-------- DATA ROWS --------

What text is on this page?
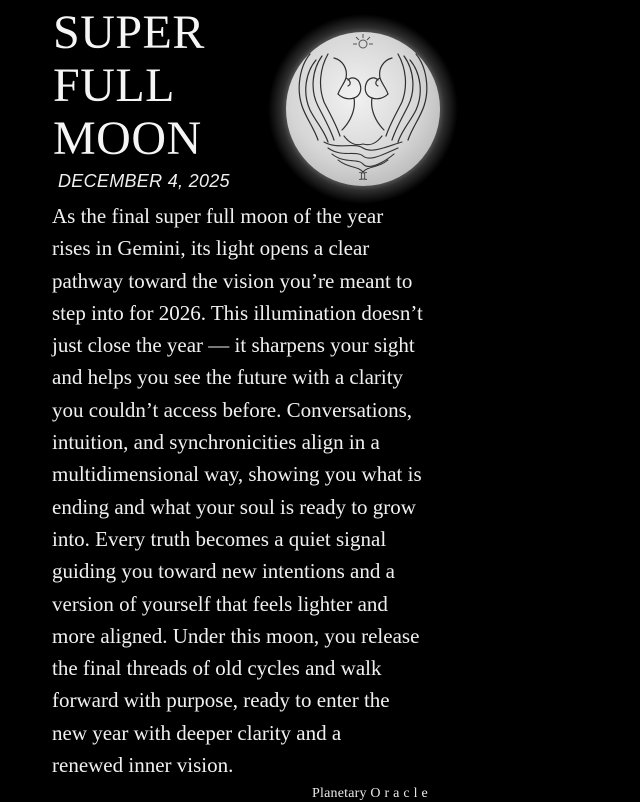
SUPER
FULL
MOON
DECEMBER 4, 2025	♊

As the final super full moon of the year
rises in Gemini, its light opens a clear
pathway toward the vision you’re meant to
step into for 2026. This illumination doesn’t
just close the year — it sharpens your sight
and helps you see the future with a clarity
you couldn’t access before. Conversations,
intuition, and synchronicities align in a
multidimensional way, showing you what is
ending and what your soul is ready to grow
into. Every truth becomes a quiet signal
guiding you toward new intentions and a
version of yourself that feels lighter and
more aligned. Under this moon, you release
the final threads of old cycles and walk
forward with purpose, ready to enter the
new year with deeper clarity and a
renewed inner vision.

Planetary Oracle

--------
-------- DATA ROWS --------

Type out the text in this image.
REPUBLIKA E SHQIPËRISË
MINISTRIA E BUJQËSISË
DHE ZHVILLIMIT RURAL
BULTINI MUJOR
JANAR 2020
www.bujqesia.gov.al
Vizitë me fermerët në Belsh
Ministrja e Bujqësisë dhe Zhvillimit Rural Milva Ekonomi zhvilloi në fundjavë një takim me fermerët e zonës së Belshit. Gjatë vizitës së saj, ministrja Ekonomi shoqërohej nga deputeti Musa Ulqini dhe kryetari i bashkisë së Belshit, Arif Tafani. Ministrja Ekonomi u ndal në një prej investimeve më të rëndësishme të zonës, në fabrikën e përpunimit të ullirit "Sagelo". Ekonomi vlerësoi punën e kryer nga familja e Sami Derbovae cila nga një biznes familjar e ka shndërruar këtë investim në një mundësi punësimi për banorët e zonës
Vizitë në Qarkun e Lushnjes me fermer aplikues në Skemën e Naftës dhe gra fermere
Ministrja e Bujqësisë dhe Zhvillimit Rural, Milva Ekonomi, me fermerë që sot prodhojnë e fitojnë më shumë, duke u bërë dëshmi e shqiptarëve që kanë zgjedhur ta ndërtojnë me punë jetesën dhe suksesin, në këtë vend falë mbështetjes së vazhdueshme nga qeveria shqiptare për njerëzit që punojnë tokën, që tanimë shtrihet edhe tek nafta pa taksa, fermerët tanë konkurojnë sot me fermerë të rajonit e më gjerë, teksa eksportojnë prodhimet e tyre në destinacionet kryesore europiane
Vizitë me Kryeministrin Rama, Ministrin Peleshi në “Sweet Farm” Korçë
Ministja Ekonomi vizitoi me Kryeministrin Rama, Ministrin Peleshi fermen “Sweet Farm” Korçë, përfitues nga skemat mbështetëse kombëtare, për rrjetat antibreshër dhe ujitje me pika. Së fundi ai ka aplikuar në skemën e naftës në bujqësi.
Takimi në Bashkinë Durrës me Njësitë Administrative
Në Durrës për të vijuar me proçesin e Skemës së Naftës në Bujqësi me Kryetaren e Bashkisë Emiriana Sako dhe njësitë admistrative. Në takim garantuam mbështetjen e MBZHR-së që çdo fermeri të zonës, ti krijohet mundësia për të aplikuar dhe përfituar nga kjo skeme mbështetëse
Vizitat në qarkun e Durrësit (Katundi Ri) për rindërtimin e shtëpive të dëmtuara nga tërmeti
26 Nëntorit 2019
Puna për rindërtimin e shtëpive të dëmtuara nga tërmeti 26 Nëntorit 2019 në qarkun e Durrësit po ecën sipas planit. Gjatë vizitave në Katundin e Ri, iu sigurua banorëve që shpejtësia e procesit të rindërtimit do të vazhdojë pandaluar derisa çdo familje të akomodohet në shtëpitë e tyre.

--------

**YOUR OBJECTIVE:** Search the data for "toward". Copy every line that has it.

**THE COMPLETED TASK:**
pathway toward the vision you’re meant to
guiding you toward new intentions and a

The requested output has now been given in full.